## [Given problem]
Output every record word for word.

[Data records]
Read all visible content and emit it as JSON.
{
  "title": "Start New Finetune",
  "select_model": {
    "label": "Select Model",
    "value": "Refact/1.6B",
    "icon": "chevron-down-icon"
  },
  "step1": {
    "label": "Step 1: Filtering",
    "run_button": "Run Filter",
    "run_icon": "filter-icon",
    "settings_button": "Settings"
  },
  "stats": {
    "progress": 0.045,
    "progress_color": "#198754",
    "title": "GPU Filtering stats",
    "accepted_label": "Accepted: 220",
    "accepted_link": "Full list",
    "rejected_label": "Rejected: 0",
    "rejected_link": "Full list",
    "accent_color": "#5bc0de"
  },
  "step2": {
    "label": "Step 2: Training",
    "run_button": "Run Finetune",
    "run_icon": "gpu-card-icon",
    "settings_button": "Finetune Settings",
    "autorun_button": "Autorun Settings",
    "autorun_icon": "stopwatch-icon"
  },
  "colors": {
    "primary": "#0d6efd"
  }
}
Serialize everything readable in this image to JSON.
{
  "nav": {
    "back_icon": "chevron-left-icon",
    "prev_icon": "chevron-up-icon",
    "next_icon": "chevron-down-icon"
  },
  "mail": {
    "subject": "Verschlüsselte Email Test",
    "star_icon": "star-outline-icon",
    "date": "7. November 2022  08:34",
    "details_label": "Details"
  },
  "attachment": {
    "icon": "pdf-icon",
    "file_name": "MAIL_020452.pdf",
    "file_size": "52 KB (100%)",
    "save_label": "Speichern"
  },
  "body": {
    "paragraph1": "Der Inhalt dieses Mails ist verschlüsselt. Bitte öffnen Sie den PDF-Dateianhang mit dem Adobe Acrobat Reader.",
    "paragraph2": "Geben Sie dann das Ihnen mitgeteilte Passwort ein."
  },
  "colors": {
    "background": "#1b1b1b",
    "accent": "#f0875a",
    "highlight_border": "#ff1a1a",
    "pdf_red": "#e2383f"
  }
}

## [Solved exercise]
Read all visible content and emit it as JSON.
{
  "title": "Start New Finetune",
  "select_model": {
    "label": "Select Model",
    "value": "Refact/1.6B",
    "icon": "chevron-down-icon"
  },
  "step1": {
    "label": "Step 1: Filtering",
    "run_button": "Run Filter",
    "run_icon": "filter-icon",
    "settings_button": "Settings"
  },
  "stats": {
    "progress": 0.045,
    "progress_color": "#198754",
    "title": "GPU Filtering stats",
    "accepted_label": "Accepted: 220",
    "accepted_link": "Full list",
    "rejected_label": "Rejected: 0",
    "rejected_link": "Full list",
    "accent_color": "#5bc0de"
  },
  "step2": {
    "label": "Step 2: Training",
    "run_button": "Run Finetune",
    "run_icon": "gpu-card-icon",
    "settings_button": "Finetune Settings",
    "autorun_button": "Autorun Settings",
    "autorun_icon": "stopwatch-icon"
  },
  "colors": {
    "primary": "#0d6efd"
  }
}
Serialize everything readable in this image to JSON.
{
  "nav": {
    "back_icon": "chevron-left-icon",
    "prev_icon": "chevron-up-icon",
    "next_icon": "chevron-down-icon"
  },
  "mail": {
    "subject": "Verschlüsselte Email Test",
    "star_icon": "star-outline-icon",
    "date": "7. November 2022  08:34",
    "details_label": "Details"
  },
  "attachment": {
    "icon": "pdf-icon",
    "file_name": "MAIL_020452.pdf",
    "file_size": "52 KB (100%)",
    "save_label": "Speichern"
  },
  "body": {
    "paragraph1": "Der Inhalt dieses Mails ist verschlüsselt. Bitte öffnen Sie den PDF-Dateianhang mit dem Adobe Acrobat Reader.",
    "paragraph2": "Geben Sie dann das Ihnen mitgeteilte Passwort ein."
  },
  "colors": {
    "background": "#1b1b1b",
    "accent": "#f0875a",
    "highlight_border": "#ff1a1a",
    "pdf_red": "#e2383f"
  }
}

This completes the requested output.